### Work to be completed
Reproduce the rows below word for word, from the first one up to and including the row that contains "cell-previous-actual: -0.2%: [1693, 866, 1747, 889]".

──────

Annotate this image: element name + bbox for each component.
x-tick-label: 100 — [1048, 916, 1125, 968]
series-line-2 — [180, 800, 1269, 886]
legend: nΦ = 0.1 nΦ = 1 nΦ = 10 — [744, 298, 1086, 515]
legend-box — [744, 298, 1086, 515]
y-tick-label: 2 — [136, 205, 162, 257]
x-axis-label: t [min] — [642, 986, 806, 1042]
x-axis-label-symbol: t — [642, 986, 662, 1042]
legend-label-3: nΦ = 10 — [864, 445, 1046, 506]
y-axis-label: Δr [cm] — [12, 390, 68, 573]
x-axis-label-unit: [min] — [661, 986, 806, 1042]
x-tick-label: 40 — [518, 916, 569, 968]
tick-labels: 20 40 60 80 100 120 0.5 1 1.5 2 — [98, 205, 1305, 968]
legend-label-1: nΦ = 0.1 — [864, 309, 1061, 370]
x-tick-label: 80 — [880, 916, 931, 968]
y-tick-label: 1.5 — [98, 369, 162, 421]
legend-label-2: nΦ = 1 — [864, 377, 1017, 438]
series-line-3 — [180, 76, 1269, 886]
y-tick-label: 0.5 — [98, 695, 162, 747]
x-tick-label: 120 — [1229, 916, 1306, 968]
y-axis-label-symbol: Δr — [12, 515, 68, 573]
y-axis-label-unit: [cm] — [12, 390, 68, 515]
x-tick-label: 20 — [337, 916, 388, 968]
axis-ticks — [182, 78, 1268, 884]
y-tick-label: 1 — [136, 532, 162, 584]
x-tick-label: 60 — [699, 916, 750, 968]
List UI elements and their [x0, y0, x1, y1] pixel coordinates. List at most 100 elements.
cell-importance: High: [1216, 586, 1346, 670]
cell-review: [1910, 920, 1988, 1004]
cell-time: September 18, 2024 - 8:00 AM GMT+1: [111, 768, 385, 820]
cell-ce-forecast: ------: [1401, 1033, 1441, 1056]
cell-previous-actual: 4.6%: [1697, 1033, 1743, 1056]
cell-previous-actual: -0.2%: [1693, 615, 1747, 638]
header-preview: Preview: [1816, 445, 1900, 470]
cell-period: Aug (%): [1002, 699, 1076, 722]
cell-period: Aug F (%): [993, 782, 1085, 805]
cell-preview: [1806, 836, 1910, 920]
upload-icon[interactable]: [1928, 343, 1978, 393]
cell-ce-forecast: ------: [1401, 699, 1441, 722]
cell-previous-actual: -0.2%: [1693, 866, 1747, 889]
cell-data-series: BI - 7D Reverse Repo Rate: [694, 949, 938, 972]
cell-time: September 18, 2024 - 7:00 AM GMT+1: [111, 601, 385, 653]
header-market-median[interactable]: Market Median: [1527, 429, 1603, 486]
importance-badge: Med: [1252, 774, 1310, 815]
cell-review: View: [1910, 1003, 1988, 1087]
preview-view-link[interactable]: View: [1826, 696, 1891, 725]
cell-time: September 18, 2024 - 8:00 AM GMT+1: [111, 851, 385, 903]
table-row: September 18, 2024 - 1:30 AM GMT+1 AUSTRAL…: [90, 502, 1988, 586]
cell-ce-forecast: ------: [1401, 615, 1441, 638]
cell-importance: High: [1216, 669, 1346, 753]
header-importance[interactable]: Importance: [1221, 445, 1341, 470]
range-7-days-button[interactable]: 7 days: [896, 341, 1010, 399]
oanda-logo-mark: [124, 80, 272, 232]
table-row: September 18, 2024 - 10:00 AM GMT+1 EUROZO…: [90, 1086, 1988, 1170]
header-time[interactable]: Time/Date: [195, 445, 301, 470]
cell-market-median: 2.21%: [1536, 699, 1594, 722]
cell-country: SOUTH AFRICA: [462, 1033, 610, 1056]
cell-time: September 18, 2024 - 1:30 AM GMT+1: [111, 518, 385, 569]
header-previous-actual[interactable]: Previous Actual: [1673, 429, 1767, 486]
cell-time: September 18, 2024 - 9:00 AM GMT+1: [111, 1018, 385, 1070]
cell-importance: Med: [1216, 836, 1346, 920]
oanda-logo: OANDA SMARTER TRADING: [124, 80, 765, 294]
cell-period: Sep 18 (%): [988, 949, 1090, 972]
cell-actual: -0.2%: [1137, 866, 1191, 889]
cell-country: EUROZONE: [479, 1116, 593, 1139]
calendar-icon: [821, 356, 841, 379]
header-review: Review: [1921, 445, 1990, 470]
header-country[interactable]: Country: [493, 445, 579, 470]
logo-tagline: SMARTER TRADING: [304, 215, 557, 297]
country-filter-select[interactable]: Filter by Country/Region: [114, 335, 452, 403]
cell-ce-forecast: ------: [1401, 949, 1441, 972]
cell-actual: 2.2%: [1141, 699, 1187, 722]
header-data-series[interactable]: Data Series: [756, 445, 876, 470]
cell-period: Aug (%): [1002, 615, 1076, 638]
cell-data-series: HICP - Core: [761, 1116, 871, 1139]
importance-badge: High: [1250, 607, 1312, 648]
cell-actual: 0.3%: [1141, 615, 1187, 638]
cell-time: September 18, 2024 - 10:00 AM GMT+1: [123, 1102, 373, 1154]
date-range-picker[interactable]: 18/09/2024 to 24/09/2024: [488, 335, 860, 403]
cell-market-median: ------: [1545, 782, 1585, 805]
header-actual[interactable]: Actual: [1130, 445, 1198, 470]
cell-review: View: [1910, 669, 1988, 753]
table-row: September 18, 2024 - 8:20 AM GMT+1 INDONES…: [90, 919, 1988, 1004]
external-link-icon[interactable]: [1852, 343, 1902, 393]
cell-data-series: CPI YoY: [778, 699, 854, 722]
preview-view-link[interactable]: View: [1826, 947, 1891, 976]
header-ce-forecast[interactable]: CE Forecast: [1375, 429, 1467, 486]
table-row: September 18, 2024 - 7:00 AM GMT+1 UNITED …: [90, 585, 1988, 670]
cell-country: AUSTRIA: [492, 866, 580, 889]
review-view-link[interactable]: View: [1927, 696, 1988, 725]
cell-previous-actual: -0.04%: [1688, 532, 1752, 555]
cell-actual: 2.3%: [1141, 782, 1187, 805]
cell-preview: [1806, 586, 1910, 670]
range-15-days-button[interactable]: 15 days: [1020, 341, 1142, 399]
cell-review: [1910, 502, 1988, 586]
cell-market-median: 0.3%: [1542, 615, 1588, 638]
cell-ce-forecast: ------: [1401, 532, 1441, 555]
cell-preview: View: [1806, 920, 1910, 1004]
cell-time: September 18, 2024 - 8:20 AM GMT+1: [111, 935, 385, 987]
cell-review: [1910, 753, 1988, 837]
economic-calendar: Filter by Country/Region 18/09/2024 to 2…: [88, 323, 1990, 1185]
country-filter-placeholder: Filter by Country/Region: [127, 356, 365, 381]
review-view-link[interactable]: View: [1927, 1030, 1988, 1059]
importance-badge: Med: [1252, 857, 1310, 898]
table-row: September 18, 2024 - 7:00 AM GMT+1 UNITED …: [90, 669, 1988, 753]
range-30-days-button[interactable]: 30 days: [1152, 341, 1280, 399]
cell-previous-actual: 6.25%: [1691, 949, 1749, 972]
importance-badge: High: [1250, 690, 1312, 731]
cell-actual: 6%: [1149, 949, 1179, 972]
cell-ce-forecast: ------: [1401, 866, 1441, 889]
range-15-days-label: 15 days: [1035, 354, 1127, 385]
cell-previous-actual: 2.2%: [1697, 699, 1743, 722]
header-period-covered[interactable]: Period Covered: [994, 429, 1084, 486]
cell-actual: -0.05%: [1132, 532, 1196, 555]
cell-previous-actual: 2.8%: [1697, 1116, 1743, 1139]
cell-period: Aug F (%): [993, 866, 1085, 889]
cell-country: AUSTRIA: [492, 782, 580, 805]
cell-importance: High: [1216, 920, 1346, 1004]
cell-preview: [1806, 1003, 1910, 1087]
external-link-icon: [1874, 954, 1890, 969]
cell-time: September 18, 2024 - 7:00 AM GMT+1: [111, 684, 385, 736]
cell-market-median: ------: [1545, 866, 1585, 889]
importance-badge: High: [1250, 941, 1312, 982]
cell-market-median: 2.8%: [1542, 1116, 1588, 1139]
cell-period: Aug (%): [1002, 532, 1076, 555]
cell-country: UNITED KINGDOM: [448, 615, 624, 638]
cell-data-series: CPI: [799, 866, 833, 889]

──────

### Task answer
Annotate this image: element name + bbox for each component.
x-tick-label: 100 — [1048, 916, 1125, 968]
series-line-2 — [180, 800, 1269, 886]
legend: nΦ = 0.1 nΦ = 1 nΦ = 10 — [744, 298, 1086, 515]
legend-box — [744, 298, 1086, 515]
y-tick-label: 2 — [136, 205, 162, 257]
x-axis-label: t [min] — [642, 986, 806, 1042]
x-axis-label-symbol: t — [642, 986, 662, 1042]
legend-label-3: nΦ = 10 — [864, 445, 1046, 506]
y-axis-label: Δr [cm] — [12, 390, 68, 573]
x-axis-label-unit: [min] — [661, 986, 806, 1042]
x-tick-label: 40 — [518, 916, 569, 968]
tick-labels: 20 40 60 80 100 120 0.5 1 1.5 2 — [98, 205, 1305, 968]
legend-label-1: nΦ = 0.1 — [864, 309, 1061, 370]
x-tick-label: 80 — [880, 916, 931, 968]
y-tick-label: 1.5 — [98, 369, 162, 421]
legend-label-2: nΦ = 1 — [864, 377, 1017, 438]
series-line-3 — [180, 76, 1269, 886]
y-tick-label: 0.5 — [98, 695, 162, 747]
x-tick-label: 120 — [1229, 916, 1306, 968]
y-axis-label-symbol: Δr — [12, 515, 68, 573]
y-axis-label-unit: [cm] — [12, 390, 68, 515]
x-tick-label: 20 — [337, 916, 388, 968]
axis-ticks — [182, 78, 1268, 884]
y-tick-label: 1 — [136, 532, 162, 584]
x-tick-label: 60 — [699, 916, 750, 968]
List UI elements and their [x0, y0, x1, y1] pixel coordinates. List at most 100 elements.
cell-importance: High: [1216, 586, 1346, 670]
cell-review: [1910, 920, 1988, 1004]
cell-time: September 18, 2024 - 8:00 AM GMT+1: [111, 768, 385, 820]
cell-ce-forecast: ------: [1401, 1033, 1441, 1056]
cell-previous-actual: 4.6%: [1697, 1033, 1743, 1056]
cell-previous-actual: -0.2%: [1693, 615, 1747, 638]
header-preview: Preview: [1816, 445, 1900, 470]
cell-period: Aug (%): [1002, 699, 1076, 722]
cell-period: Aug F (%): [993, 782, 1085, 805]
cell-preview: [1806, 836, 1910, 920]
upload-icon[interactable]: [1928, 343, 1978, 393]
cell-ce-forecast: ------: [1401, 699, 1441, 722]
cell-previous-actual: -0.2%: [1693, 866, 1747, 889]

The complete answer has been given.